═════ MATERIAL PROVIDED

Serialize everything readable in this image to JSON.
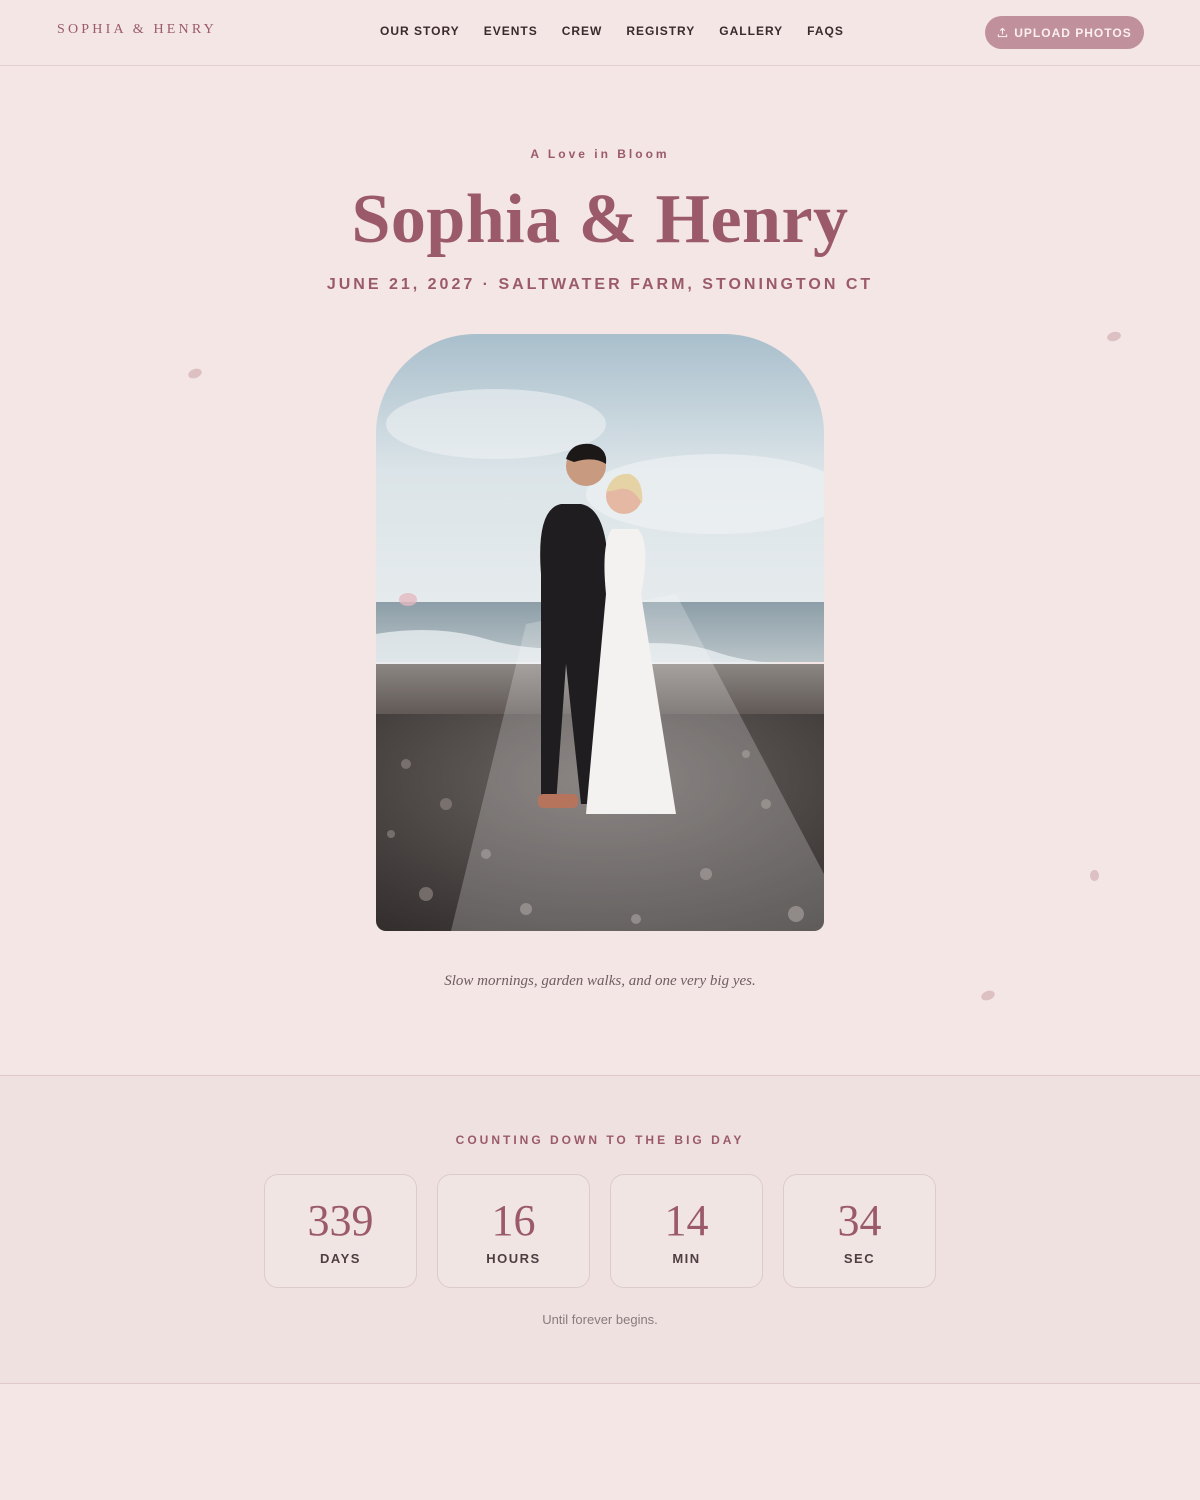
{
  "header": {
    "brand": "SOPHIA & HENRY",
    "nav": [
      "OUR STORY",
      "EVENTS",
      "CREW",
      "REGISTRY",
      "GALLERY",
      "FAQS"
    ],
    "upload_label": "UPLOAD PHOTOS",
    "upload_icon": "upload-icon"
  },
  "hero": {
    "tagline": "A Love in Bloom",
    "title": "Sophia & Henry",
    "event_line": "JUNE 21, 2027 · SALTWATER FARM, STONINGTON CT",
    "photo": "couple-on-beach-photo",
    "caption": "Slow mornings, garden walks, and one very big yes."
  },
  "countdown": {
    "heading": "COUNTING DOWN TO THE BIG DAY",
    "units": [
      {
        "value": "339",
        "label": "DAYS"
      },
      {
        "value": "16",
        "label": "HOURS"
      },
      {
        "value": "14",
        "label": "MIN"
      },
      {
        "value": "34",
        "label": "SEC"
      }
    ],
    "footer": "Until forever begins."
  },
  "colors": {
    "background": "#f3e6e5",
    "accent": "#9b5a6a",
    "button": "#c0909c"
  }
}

══════════

Without the pictures, restate all the entries above exactly.

§ RESULT OF THE EXERCISE:
Serialize everything readable in this image to JSON.
{
  "header": {
    "brand": "SOPHIA & HENRY",
    "nav": [
      "OUR STORY",
      "EVENTS",
      "CREW",
      "REGISTRY",
      "GALLERY",
      "FAQS"
    ],
    "upload_label": "UPLOAD PHOTOS",
    "upload_icon": "upload-icon"
  },
  "hero": {
    "tagline": "A Love in Bloom",
    "title": "Sophia & Henry",
    "event_line": "JUNE 21, 2027 · SALTWATER FARM, STONINGTON CT",
    "photo": "couple-on-beach-photo",
    "caption": "Slow mornings, garden walks, and one very big yes."
  },
  "countdown": {
    "heading": "COUNTING DOWN TO THE BIG DAY",
    "units": [
      {
        "value": "339",
        "label": "DAYS"
      },
      {
        "value": "16",
        "label": "HOURS"
      },
      {
        "value": "14",
        "label": "MIN"
      },
      {
        "value": "34",
        "label": "SEC"
      }
    ],
    "footer": "Until forever begins."
  },
  "colors": {
    "background": "#f3e6e5",
    "accent": "#9b5a6a",
    "button": "#c0909c"
  }
}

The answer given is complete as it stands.